═══ RECORD EXTRACTS
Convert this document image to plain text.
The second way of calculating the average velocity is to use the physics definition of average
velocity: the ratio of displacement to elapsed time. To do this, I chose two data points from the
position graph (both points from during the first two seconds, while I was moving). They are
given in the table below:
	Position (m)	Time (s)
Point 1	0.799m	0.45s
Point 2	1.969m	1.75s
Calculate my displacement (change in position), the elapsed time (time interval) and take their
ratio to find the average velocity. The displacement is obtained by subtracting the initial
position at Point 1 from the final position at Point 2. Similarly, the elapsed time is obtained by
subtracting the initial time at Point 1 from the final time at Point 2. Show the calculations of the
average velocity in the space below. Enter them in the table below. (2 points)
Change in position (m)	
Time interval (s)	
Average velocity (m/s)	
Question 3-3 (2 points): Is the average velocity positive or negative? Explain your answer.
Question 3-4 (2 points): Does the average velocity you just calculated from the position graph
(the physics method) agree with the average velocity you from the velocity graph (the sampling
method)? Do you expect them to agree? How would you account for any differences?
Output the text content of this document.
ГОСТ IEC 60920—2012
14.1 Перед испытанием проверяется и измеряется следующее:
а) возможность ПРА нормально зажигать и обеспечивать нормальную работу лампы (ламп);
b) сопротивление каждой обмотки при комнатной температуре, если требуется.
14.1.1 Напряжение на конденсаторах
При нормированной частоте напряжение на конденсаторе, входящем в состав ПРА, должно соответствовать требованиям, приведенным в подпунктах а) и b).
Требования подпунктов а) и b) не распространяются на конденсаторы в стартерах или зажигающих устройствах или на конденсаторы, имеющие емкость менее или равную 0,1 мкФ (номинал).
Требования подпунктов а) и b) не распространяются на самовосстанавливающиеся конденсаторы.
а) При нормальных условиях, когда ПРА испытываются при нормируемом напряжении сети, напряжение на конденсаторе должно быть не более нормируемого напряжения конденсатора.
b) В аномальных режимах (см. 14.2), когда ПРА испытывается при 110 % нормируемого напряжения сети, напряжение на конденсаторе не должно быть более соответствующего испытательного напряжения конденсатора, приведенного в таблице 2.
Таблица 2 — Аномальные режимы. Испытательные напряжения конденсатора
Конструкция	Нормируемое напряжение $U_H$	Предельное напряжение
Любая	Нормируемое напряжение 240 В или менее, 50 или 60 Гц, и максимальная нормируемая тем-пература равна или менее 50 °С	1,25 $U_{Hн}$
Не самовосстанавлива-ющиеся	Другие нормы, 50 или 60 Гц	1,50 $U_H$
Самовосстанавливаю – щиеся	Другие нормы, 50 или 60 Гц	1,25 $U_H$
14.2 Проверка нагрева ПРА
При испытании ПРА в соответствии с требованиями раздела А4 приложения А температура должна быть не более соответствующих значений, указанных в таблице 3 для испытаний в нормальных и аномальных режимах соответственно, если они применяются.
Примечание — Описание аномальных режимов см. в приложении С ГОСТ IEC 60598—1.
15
══════
WORK TO COMPLETE:
Search the data for the word "table" and copy each line where it appears.

WORKED ANSWER:
given in the table below:
average velocity in the space below. Enter them in the table below. (2 points)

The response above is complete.